— Start DATA RECORDS —

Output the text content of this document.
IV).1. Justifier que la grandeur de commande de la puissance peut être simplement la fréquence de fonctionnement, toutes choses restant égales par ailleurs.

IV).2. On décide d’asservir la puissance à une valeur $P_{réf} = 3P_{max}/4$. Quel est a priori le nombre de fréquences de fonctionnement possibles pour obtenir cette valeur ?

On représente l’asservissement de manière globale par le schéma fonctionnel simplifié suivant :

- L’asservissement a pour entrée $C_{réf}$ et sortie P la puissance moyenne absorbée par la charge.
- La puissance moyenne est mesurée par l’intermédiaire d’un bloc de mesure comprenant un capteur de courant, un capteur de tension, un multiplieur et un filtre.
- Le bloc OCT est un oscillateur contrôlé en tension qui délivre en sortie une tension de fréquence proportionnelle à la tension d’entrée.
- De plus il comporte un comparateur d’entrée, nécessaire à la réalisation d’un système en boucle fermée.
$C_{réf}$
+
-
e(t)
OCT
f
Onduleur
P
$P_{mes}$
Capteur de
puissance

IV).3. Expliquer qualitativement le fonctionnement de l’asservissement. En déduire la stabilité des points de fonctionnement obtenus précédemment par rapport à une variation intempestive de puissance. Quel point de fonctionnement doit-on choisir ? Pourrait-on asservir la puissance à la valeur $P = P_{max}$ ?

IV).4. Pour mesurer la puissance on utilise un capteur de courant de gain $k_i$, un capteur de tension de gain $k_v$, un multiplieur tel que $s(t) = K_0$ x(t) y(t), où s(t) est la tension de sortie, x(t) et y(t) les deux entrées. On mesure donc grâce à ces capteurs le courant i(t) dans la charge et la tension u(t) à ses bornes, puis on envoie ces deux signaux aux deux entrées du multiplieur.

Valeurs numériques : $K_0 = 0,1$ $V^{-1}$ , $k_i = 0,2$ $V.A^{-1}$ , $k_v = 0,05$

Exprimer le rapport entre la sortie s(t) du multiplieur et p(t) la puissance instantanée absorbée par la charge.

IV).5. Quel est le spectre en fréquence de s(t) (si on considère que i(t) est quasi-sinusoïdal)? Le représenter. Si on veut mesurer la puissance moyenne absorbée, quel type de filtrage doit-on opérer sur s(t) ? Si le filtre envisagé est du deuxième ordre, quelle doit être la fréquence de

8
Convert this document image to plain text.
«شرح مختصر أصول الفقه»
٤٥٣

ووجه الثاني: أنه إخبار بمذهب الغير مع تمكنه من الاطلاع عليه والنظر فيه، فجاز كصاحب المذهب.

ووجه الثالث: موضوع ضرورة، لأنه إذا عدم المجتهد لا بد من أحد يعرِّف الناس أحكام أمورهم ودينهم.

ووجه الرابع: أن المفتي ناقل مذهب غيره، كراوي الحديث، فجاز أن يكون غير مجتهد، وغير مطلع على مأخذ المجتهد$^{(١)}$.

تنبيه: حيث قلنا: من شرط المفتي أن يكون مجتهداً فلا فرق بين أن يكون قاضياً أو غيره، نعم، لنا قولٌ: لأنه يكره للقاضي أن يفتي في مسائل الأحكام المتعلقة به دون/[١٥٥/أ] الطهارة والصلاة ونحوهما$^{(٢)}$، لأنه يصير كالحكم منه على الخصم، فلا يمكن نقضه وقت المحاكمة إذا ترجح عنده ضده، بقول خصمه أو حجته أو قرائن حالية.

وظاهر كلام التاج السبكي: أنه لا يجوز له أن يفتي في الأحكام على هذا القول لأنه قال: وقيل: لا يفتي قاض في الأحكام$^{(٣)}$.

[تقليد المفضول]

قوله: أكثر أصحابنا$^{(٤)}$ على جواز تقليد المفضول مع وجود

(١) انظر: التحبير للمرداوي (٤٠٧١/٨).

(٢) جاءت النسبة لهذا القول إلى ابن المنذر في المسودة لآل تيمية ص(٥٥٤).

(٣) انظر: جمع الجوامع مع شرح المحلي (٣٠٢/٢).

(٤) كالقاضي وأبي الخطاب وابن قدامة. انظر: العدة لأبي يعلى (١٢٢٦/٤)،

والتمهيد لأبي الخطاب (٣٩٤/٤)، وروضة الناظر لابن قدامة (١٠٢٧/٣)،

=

— End DATA RECORDS —

WORK REQUIRED: Transcribe every entry verbatim.

RIGHT ANSWER:
Output the text content of this document.
IV).1. Justifier que la grandeur de commande de la puissance peut être simplement la fréquence de fonctionnement, toutes choses restant égales par ailleurs.

IV).2. On décide d’asservir la puissance à une valeur $P_{réf} = 3P_{max}/4$. Quel est a priori le nombre de fréquences de fonctionnement possibles pour obtenir cette valeur ?

On représente l’asservissement de manière globale par le schéma fonctionnel simplifié suivant :

- L’asservissement a pour entrée $C_{réf}$ et sortie P la puissance moyenne absorbée par la charge.
- La puissance moyenne est mesurée par l’intermédiaire d’un bloc de mesure comprenant un capteur de courant, un capteur de tension, un multiplieur et un filtre.
- Le bloc OCT est un oscillateur contrôlé en tension qui délivre en sortie une tension de fréquence proportionnelle à la tension d’entrée.
- De plus il comporte un comparateur d’entrée, nécessaire à la réalisation d’un système en boucle fermée.
$C_{réf}$
+
-
e(t)
OCT
f
Onduleur
P
$P_{mes}$
Capteur de
puissance

IV).3. Expliquer qualitativement le fonctionnement de l’asservissement. En déduire la stabilité des points de fonctionnement obtenus précédemment par rapport à une variation intempestive de puissance. Quel point de fonctionnement doit-on choisir ? Pourrait-on asservir la puissance à la valeur $P = P_{max}$ ?

IV).4. Pour mesurer la puissance on utilise un capteur de courant de gain $k_i$, un capteur de tension de gain $k_v$, un multiplieur tel que $s(t) = K_0$ x(t) y(t), où s(t) est la tension de sortie, x(t) et y(t) les deux entrées. On mesure donc grâce à ces capteurs le courant i(t) dans la charge et la tension u(t) à ses bornes, puis on envoie ces deux signaux aux deux entrées du multiplieur.

Valeurs numériques : $K_0 = 0,1$ $V^{-1}$ , $k_i = 0,2$ $V.A^{-1}$ , $k_v = 0,05$

Exprimer le rapport entre la sortie s(t) du multiplieur et p(t) la puissance instantanée absorbée par la charge.

IV).5. Quel est le spectre en fréquence de s(t) (si on considère que i(t) est quasi-sinusoïdal)? Le représenter. Si on veut mesurer la puissance moyenne absorbée, quel type de filtrage doit-on opérer sur s(t) ? Si le filtre envisagé est du deuxième ordre, quelle doit être la fréquence de

8
Convert this document image to plain text.
«شرح مختصر أصول الفقه»
٤٥٣

ووجه الثاني: أنه إخبار بمذهب الغير مع تمكنه من الاطلاع عليه والنظر فيه، فجاز كصاحب المذهب.

ووجه الثالث: موضوع ضرورة، لأنه إذا عدم المجتهد لا بد من أحد يعرِّف الناس أحكام أمورهم ودينهم.

ووجه الرابع: أن المفتي ناقل مذهب غيره، كراوي الحديث، فجاز أن يكون غير مجتهد، وغير مطلع على مأخذ المجتهد$^{(١)}$.

تنبيه: حيث قلنا: من شرط المفتي أن يكون مجتهداً فلا فرق بين أن يكون قاضياً أو غيره، نعم، لنا قولٌ: لأنه يكره للقاضي أن يفتي في مسائل الأحكام المتعلقة به دون/[١٥٥/أ] الطهارة والصلاة ونحوهما$^{(٢)}$، لأنه يصير كالحكم منه على الخصم، فلا يمكن نقضه وقت المحاكمة إذا ترجح عنده ضده، بقول خصمه أو حجته أو قرائن حالية.

وظاهر كلام التاج السبكي: أنه لا يجوز له أن يفتي في الأحكام على هذا القول لأنه قال: وقيل: لا يفتي قاض في الأحكام$^{(٣)}$.

[تقليد المفضول]

قوله: أكثر أصحابنا$^{(٤)}$ على جواز تقليد المفضول مع وجود

(١) انظر: التحبير للمرداوي (٤٠٧١/٨).

(٢) جاءت النسبة لهذا القول إلى ابن المنذر في المسودة لآل تيمية ص(٥٥٤).

(٣) انظر: جمع الجوامع مع شرح المحلي (٣٠٢/٢).

(٤) كالقاضي وأبي الخطاب وابن قدامة. انظر: العدة لأبي يعلى (١٢٢٦/٤)،

والتمهيد لأبي الخطاب (٣٩٤/٤)، وروضة الناظر لابن قدامة (١٠٢٧/٣)،

=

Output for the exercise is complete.